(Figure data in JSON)
— Begin —

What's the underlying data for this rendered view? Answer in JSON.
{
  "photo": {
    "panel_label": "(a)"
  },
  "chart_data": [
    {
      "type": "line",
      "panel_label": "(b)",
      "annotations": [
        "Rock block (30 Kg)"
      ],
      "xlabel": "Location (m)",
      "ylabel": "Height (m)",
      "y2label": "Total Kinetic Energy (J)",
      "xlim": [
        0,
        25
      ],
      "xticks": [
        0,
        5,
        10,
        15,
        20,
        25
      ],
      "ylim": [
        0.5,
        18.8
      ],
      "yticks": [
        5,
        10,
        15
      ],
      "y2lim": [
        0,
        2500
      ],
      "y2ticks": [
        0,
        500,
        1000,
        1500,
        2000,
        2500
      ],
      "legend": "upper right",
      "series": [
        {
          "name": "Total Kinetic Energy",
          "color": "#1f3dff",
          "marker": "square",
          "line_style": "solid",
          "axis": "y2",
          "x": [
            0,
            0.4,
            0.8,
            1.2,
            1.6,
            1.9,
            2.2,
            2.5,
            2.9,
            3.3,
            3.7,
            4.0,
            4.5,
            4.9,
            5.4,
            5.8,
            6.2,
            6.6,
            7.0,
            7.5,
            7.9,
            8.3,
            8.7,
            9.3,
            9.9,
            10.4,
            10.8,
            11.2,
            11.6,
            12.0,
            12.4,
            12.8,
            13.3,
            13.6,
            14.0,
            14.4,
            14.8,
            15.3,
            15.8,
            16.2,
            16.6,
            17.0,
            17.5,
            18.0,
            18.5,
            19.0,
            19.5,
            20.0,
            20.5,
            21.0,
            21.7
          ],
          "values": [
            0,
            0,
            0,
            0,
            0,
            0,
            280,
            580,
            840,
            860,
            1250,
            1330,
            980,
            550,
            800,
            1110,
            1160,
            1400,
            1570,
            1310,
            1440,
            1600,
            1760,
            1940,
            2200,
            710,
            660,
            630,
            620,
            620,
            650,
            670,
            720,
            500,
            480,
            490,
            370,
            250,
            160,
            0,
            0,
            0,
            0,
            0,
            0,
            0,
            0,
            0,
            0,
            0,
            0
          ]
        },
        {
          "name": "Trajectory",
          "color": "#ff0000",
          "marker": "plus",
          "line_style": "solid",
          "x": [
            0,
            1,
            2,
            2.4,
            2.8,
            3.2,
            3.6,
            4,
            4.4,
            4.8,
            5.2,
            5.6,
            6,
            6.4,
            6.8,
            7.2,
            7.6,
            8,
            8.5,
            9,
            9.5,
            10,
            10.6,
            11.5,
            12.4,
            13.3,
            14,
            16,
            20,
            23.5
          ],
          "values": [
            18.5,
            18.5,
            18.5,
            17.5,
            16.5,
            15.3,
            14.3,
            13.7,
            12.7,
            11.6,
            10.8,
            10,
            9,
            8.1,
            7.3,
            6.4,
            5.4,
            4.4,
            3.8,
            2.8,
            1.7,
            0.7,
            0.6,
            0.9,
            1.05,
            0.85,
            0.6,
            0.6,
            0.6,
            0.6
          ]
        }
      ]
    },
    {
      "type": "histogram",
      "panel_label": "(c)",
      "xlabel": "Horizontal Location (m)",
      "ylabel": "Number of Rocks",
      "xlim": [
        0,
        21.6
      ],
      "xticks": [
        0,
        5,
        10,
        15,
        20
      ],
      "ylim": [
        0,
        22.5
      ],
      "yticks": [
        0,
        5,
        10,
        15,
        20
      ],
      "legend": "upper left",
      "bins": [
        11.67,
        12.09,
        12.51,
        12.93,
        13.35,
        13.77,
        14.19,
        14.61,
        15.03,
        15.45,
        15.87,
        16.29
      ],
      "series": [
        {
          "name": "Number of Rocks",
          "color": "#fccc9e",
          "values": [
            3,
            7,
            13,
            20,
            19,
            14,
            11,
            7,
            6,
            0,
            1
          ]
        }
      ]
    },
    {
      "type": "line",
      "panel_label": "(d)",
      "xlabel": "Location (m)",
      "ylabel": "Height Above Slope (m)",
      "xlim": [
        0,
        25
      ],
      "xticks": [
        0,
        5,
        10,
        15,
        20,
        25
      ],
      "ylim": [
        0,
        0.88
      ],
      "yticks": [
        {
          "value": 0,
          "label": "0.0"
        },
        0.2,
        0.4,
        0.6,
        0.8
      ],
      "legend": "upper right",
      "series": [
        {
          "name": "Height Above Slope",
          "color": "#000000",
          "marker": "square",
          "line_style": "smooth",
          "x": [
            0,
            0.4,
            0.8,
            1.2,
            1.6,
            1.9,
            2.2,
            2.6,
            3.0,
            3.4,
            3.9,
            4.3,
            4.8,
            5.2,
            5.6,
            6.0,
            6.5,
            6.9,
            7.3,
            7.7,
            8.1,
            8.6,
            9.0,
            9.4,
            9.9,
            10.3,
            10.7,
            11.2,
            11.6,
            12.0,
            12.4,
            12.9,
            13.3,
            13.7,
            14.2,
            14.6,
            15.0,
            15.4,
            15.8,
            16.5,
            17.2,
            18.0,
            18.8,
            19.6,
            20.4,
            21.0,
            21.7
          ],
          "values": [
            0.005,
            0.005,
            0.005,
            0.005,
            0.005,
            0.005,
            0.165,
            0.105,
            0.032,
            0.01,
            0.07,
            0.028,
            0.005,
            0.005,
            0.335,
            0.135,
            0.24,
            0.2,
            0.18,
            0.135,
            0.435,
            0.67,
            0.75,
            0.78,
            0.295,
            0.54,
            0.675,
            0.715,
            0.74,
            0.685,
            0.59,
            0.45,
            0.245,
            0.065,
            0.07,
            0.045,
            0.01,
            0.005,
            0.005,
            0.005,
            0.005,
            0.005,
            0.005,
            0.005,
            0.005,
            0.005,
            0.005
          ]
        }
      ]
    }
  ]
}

— End —

* _WHAT YOU HAVE TO DO_: Copy the entries above exactly, leaving none out.

* _RESPONSE TO THIS EXERCISE_:
What's the underlying data for this rendered view? Answer in JSON.
{
  "photo": {
    "panel_label": "(a)"
  },
  "chart_data": [
    {
      "type": "line",
      "panel_label": "(b)",
      "annotations": [
        "Rock block (30 Kg)"
      ],
      "xlabel": "Location (m)",
      "ylabel": "Height (m)",
      "y2label": "Total Kinetic Energy (J)",
      "xlim": [
        0,
        25
      ],
      "xticks": [
        0,
        5,
        10,
        15,
        20,
        25
      ],
      "ylim": [
        0.5,
        18.8
      ],
      "yticks": [
        5,
        10,
        15
      ],
      "y2lim": [
        0,
        2500
      ],
      "y2ticks": [
        0,
        500,
        1000,
        1500,
        2000,
        2500
      ],
      "legend": "upper right",
      "series": [
        {
          "name": "Total Kinetic Energy",
          "color": "#1f3dff",
          "marker": "square",
          "line_style": "solid",
          "axis": "y2",
          "x": [
            0,
            0.4,
            0.8,
            1.2,
            1.6,
            1.9,
            2.2,
            2.5,
            2.9,
            3.3,
            3.7,
            4.0,
            4.5,
            4.9,
            5.4,
            5.8,
            6.2,
            6.6,
            7.0,
            7.5,
            7.9,
            8.3,
            8.7,
            9.3,
            9.9,
            10.4,
            10.8,
            11.2,
            11.6,
            12.0,
            12.4,
            12.8,
            13.3,
            13.6,
            14.0,
            14.4,
            14.8,
            15.3,
            15.8,
            16.2,
            16.6,
            17.0,
            17.5,
            18.0,
            18.5,
            19.0,
            19.5,
            20.0,
            20.5,
            21.0,
            21.7
          ],
          "values": [
            0,
            0,
            0,
            0,
            0,
            0,
            280,
            580,
            840,
            860,
            1250,
            1330,
            980,
            550,
            800,
            1110,
            1160,
            1400,
            1570,
            1310,
            1440,
            1600,
            1760,
            1940,
            2200,
            710,
            660,
            630,
            620,
            620,
            650,
            670,
            720,
            500,
            480,
            490,
            370,
            250,
            160,
            0,
            0,
            0,
            0,
            0,
            0,
            0,
            0,
            0,
            0,
            0,
            0
          ]
        },
        {
          "name": "Trajectory",
          "color": "#ff0000",
          "marker": "plus",
          "line_style": "solid",
          "x": [
            0,
            1,
            2,
            2.4,
            2.8,
            3.2,
            3.6,
            4,
            4.4,
            4.8,
            5.2,
            5.6,
            6,
            6.4,
            6.8,
            7.2,
            7.6,
            8,
            8.5,
            9,
            9.5,
            10,
            10.6,
            11.5,
            12.4,
            13.3,
            14,
            16,
            20,
            23.5
          ],
          "values": [
            18.5,
            18.5,
            18.5,
            17.5,
            16.5,
            15.3,
            14.3,
            13.7,
            12.7,
            11.6,
            10.8,
            10,
            9,
            8.1,
            7.3,
            6.4,
            5.4,
            4.4,
            3.8,
            2.8,
            1.7,
            0.7,
            0.6,
            0.9,
            1.05,
            0.85,
            0.6,
            0.6,
            0.6,
            0.6
          ]
        }
      ]
    },
    {
      "type": "histogram",
      "panel_label": "(c)",
      "xlabel": "Horizontal Location (m)",
      "ylabel": "Number of Rocks",
      "xlim": [
        0,
        21.6
      ],
      "xticks": [
        0,
        5,
        10,
        15,
        20
      ],
      "ylim": [
        0,
        22.5
      ],
      "yticks": [
        0,
        5,
        10,
        15,
        20
      ],
      "legend": "upper left",
      "bins": [
        11.67,
        12.09,
        12.51,
        12.93,
        13.35,
        13.77,
        14.19,
        14.61,
        15.03,
        15.45,
        15.87,
        16.29
      ],
      "series": [
        {
          "name": "Number of Rocks",
          "color": "#fccc9e",
          "values": [
            3,
            7,
            13,
            20,
            19,
            14,
            11,
            7,
            6,
            0,
            1
          ]
        }
      ]
    },
    {
      "type": "line",
      "panel_label": "(d)",
      "xlabel": "Location (m)",
      "ylabel": "Height Above Slope (m)",
      "xlim": [
        0,
        25
      ],
      "xticks": [
        0,
        5,
        10,
        15,
        20,
        25
      ],
      "ylim": [
        0,
        0.88
      ],
      "yticks": [
        {
          "value": 0,
          "label": "0.0"
        },
        0.2,
        0.4,
        0.6,
        0.8
      ],
      "legend": "upper right",
      "series": [
        {
          "name": "Height Above Slope",
          "color": "#000000",
          "marker": "square",
          "line_style": "smooth",
          "x": [
            0,
            0.4,
            0.8,
            1.2,
            1.6,
            1.9,
            2.2,
            2.6,
            3.0,
            3.4,
            3.9,
            4.3,
            4.8,
            5.2,
            5.6,
            6.0,
            6.5,
            6.9,
            7.3,
            7.7,
            8.1,
            8.6,
            9.0,
            9.4,
            9.9,
            10.3,
            10.7,
            11.2,
            11.6,
            12.0,
            12.4,
            12.9,
            13.3,
            13.7,
            14.2,
            14.6,
            15.0,
            15.4,
            15.8,
            16.5,
            17.2,
            18.0,
            18.8,
            19.6,
            20.4,
            21.0,
            21.7
          ],
          "values": [
            0.005,
            0.005,
            0.005,
            0.005,
            0.005,
            0.005,
            0.165,
            0.105,
            0.032,
            0.01,
            0.07,
            0.028,
            0.005,
            0.005,
            0.335,
            0.135,
            0.24,
            0.2,
            0.18,
            0.135,
            0.435,
            0.67,
            0.75,
            0.78,
            0.295,
            0.54,
            0.675,
            0.715,
            0.74,
            0.685,
            0.59,
            0.45,
            0.245,
            0.065,
            0.07,
            0.045,
            0.01,
            0.005,
            0.005,
            0.005,
            0.005,
            0.005,
            0.005,
            0.005,
            0.005,
            0.005,
            0.005
          ]
        }
      ]
    }
  ]
}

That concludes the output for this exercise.